→ Set exercise
Without including any images, repeat the data exactly.

→ Provided records
---+---
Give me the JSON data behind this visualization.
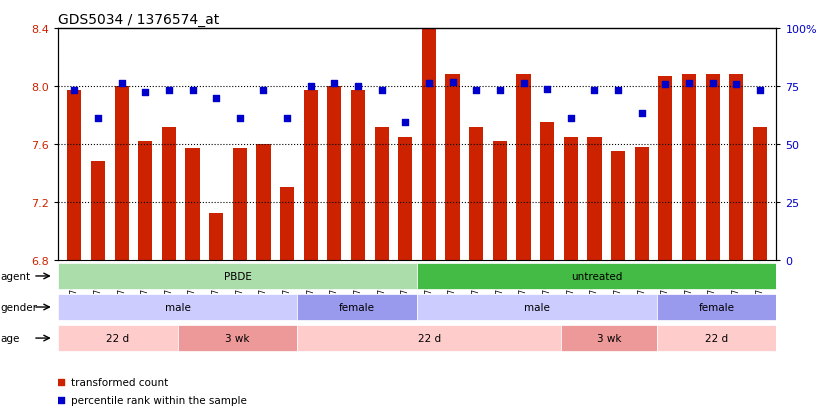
{
  "title": "GDS5034 / 1376574_at",
  "samples": [
    "GSM796783",
    "GSM796784",
    "GSM796785",
    "GSM796786",
    "GSM796787",
    "GSM796806",
    "GSM796807",
    "GSM796808",
    "GSM796809",
    "GSM796810",
    "GSM796796",
    "GSM796797",
    "GSM796798",
    "GSM796799",
    "GSM796800",
    "GSM796781",
    "GSM796788",
    "GSM796789",
    "GSM796790",
    "GSM796791",
    "GSM796801",
    "GSM796802",
    "GSM796803",
    "GSM796804",
    "GSM796805",
    "GSM796782",
    "GSM796792",
    "GSM796793",
    "GSM796794",
    "GSM796795"
  ],
  "bar_values": [
    7.97,
    7.48,
    8.0,
    7.62,
    7.72,
    7.57,
    7.12,
    7.57,
    7.6,
    7.3,
    7.97,
    8.0,
    7.97,
    7.72,
    7.65,
    8.4,
    8.08,
    7.72,
    7.62,
    8.08,
    7.75,
    7.65,
    7.65,
    7.55,
    7.58,
    8.07,
    8.08,
    8.08,
    8.08,
    7.72
  ],
  "dot_values": [
    7.97,
    7.78,
    8.02,
    7.96,
    7.97,
    7.97,
    7.92,
    7.78,
    7.97,
    7.78,
    8.0,
    8.02,
    8.0,
    7.97,
    7.75,
    8.02,
    8.03,
    7.97,
    7.97,
    8.02,
    7.98,
    7.78,
    7.97,
    7.97,
    7.81,
    8.01,
    8.02,
    8.02,
    8.01,
    7.97
  ],
  "ylim": [
    6.8,
    8.4
  ],
  "yticks": [
    6.8,
    7.2,
    7.6,
    8.0,
    8.4
  ],
  "ytick_labels": [
    "6.8",
    "7.2",
    "7.6",
    "8.0",
    "8.4"
  ],
  "right_yticks": [
    0,
    25,
    50,
    75,
    100
  ],
  "right_ytick_labels": [
    "0",
    "25",
    "50",
    "75",
    "100%"
  ],
  "bar_color": "#cc2200",
  "dot_color": "#0000cc",
  "background_color": "#ffffff",
  "agent_groups": [
    {
      "label": "PBDE",
      "start": 0,
      "end": 15,
      "color": "#aaddaa"
    },
    {
      "label": "untreated",
      "start": 15,
      "end": 30,
      "color": "#44bb44"
    }
  ],
  "gender_groups": [
    {
      "label": "male",
      "start": 0,
      "end": 10,
      "color": "#ccccff"
    },
    {
      "label": "female",
      "start": 10,
      "end": 15,
      "color": "#9999ee"
    },
    {
      "label": "male",
      "start": 15,
      "end": 25,
      "color": "#ccccff"
    },
    {
      "label": "female",
      "start": 25,
      "end": 30,
      "color": "#9999ee"
    }
  ],
  "age_groups": [
    {
      "label": "22 d",
      "start": 0,
      "end": 5,
      "color": "#ffcccc"
    },
    {
      "label": "3 wk",
      "start": 5,
      "end": 10,
      "color": "#ee9999"
    },
    {
      "label": "22 d",
      "start": 10,
      "end": 21,
      "color": "#ffcccc"
    },
    {
      "label": "3 wk",
      "start": 21,
      "end": 25,
      "color": "#ee9999"
    },
    {
      "label": "22 d",
      "start": 25,
      "end": 30,
      "color": "#ffcccc"
    }
  ],
  "legend_items": [
    {
      "label": "transformed count",
      "color": "#cc2200",
      "marker": "s"
    },
    {
      "label": "percentile rank within the sample",
      "color": "#0000cc",
      "marker": "s"
    }
  ]
}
---+---
→ Correct output
Give me the JSON data behind this visualization.
{
  "title": "GDS5034 / 1376574_at",
  "samples": [
    "GSM796783",
    "GSM796784",
    "GSM796785",
    "GSM796786",
    "GSM796787",
    "GSM796806",
    "GSM796807",
    "GSM796808",
    "GSM796809",
    "GSM796810",
    "GSM796796",
    "GSM796797",
    "GSM796798",
    "GSM796799",
    "GSM796800",
    "GSM796781",
    "GSM796788",
    "GSM796789",
    "GSM796790",
    "GSM796791",
    "GSM796801",
    "GSM796802",
    "GSM796803",
    "GSM796804",
    "GSM796805",
    "GSM796782",
    "GSM796792",
    "GSM796793",
    "GSM796794",
    "GSM796795"
  ],
  "bar_values": [
    7.97,
    7.48,
    8.0,
    7.62,
    7.72,
    7.57,
    7.12,
    7.57,
    7.6,
    7.3,
    7.97,
    8.0,
    7.97,
    7.72,
    7.65,
    8.4,
    8.08,
    7.72,
    7.62,
    8.08,
    7.75,
    7.65,
    7.65,
    7.55,
    7.58,
    8.07,
    8.08,
    8.08,
    8.08,
    7.72
  ],
  "dot_values": [
    7.97,
    7.78,
    8.02,
    7.96,
    7.97,
    7.97,
    7.92,
    7.78,
    7.97,
    7.78,
    8.0,
    8.02,
    8.0,
    7.97,
    7.75,
    8.02,
    8.03,
    7.97,
    7.97,
    8.02,
    7.98,
    7.78,
    7.97,
    7.97,
    7.81,
    8.01,
    8.02,
    8.02,
    8.01,
    7.97
  ],
  "ylim": [
    6.8,
    8.4
  ],
  "yticks": [
    6.8,
    7.2,
    7.6,
    8.0,
    8.4
  ],
  "ytick_labels": [
    "6.8",
    "7.2",
    "7.6",
    "8.0",
    "8.4"
  ],
  "right_yticks": [
    0,
    25,
    50,
    75,
    100
  ],
  "right_ytick_labels": [
    "0",
    "25",
    "50",
    "75",
    "100%"
  ],
  "bar_color": "#cc2200",
  "dot_color": "#0000cc",
  "background_color": "#ffffff",
  "agent_groups": [
    {
      "label": "PBDE",
      "start": 0,
      "end": 15,
      "color": "#aaddaa"
    },
    {
      "label": "untreated",
      "start": 15,
      "end": 30,
      "color": "#44bb44"
    }
  ],
  "gender_groups": [
    {
      "label": "male",
      "start": 0,
      "end": 10,
      "color": "#ccccff"
    },
    {
      "label": "female",
      "start": 10,
      "end": 15,
      "color": "#9999ee"
    },
    {
      "label": "male",
      "start": 15,
      "end": 25,
      "color": "#ccccff"
    },
    {
      "label": "female",
      "start": 25,
      "end": 30,
      "color": "#9999ee"
    }
  ],
  "age_groups": [
    {
      "label": "22 d",
      "start": 0,
      "end": 5,
      "color": "#ffcccc"
    },
    {
      "label": "3 wk",
      "start": 5,
      "end": 10,
      "color": "#ee9999"
    },
    {
      "label": "22 d",
      "start": 10,
      "end": 21,
      "color": "#ffcccc"
    },
    {
      "label": "3 wk",
      "start": 21,
      "end": 25,
      "color": "#ee9999"
    },
    {
      "label": "22 d",
      "start": 25,
      "end": 30,
      "color": "#ffcccc"
    }
  ],
  "legend_items": [
    {
      "label": "transformed count",
      "color": "#cc2200",
      "marker": "s"
    },
    {
      "label": "percentile rank within the sample",
      "color": "#0000cc",
      "marker": "s"
    }
  ]
}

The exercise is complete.